Collected data entries:
* BEGIN *

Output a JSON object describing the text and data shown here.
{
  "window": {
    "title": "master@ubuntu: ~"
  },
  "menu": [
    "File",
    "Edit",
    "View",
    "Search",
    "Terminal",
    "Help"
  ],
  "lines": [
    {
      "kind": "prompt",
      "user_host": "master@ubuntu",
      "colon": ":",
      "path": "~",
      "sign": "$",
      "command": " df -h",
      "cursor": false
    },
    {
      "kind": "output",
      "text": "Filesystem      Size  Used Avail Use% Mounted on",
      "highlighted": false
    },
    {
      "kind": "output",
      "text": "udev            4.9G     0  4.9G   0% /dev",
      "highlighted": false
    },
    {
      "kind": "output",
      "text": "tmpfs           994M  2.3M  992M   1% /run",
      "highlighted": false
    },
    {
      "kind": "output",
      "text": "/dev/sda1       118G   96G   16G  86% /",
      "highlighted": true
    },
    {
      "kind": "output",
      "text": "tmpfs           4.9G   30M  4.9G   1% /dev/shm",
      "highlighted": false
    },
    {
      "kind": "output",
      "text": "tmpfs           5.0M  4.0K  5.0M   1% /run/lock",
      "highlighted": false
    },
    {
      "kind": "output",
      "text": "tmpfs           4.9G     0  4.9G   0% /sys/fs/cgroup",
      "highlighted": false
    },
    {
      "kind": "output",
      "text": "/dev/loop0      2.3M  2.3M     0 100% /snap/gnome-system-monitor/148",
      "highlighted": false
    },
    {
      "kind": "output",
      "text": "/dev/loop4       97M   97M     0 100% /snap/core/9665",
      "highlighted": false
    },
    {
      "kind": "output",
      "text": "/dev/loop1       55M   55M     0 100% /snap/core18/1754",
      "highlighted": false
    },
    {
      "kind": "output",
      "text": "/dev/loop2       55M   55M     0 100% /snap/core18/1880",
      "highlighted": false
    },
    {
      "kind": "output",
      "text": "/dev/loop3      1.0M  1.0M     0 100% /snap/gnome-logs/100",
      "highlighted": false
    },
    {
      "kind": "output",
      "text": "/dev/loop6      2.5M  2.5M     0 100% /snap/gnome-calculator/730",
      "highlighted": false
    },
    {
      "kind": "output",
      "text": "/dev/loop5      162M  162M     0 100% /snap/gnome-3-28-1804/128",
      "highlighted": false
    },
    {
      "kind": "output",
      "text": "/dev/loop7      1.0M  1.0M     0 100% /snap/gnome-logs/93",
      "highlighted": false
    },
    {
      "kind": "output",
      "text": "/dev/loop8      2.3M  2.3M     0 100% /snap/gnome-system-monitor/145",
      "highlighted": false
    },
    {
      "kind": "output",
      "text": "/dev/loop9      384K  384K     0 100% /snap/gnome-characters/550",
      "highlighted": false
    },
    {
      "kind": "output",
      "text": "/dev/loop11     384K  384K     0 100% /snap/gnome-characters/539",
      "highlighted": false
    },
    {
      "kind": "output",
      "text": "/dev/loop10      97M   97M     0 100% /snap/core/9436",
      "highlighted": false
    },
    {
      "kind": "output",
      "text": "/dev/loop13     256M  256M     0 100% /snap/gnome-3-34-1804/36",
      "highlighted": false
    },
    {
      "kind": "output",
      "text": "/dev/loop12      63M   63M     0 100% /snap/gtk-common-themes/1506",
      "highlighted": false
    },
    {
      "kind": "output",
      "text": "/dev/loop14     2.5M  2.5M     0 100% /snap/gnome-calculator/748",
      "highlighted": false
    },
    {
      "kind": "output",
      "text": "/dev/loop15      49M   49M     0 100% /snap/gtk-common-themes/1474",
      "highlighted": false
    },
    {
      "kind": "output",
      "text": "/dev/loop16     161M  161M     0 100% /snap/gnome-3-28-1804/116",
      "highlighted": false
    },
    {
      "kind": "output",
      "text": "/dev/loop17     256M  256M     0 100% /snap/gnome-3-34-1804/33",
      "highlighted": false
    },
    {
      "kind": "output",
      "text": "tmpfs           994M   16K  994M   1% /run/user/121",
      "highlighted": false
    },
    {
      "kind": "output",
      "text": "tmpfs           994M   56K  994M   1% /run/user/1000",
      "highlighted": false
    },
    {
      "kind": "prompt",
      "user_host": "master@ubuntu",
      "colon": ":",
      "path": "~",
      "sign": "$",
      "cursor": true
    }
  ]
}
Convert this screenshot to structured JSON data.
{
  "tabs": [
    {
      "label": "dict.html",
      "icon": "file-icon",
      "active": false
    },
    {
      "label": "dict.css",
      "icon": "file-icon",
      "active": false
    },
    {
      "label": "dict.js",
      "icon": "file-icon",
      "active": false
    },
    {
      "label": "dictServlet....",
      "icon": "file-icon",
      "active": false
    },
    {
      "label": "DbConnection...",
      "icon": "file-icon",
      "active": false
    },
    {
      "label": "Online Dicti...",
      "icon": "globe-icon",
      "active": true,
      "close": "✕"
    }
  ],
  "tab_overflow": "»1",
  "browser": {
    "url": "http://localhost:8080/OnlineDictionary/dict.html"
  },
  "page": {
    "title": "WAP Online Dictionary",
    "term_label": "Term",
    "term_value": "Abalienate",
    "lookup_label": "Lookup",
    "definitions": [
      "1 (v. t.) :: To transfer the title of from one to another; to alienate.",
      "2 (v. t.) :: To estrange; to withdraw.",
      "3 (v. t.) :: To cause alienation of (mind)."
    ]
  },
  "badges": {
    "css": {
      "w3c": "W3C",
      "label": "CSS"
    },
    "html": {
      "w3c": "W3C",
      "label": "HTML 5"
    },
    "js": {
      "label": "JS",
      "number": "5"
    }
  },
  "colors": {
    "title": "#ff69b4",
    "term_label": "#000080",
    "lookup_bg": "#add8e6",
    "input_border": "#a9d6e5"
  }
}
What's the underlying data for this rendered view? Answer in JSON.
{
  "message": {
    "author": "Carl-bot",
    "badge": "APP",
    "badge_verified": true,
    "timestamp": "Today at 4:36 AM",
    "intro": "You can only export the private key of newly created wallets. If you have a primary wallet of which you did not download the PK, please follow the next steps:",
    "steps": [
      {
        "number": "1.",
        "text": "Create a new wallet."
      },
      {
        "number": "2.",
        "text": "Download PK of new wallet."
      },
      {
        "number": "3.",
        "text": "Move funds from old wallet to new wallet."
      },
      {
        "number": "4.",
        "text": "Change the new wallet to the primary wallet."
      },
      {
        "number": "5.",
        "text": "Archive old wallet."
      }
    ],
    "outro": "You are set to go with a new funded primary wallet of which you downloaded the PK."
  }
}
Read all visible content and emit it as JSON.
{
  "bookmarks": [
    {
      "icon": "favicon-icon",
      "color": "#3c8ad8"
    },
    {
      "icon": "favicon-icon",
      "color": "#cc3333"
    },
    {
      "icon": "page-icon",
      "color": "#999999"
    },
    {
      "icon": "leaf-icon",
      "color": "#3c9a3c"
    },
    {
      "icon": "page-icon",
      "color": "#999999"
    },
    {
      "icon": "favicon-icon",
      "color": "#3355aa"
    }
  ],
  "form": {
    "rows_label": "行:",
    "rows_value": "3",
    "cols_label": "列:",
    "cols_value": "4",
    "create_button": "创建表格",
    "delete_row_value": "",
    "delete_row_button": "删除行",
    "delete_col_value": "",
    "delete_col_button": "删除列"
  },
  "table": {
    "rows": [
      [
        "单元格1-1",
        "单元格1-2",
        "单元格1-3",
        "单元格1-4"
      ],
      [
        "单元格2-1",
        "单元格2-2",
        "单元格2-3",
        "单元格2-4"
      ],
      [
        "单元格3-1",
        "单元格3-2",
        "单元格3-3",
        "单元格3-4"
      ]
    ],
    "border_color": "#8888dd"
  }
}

* END *

Working from the listing above, pick out every line that has "logs" and copy it.

      "text": "/dev/loop3      1.0M  1.0M     0 100% /snap/gnome-logs/100",
      "text": "/dev/loop7      1.0M  1.0M     0 100% /snap/gnome-logs/93",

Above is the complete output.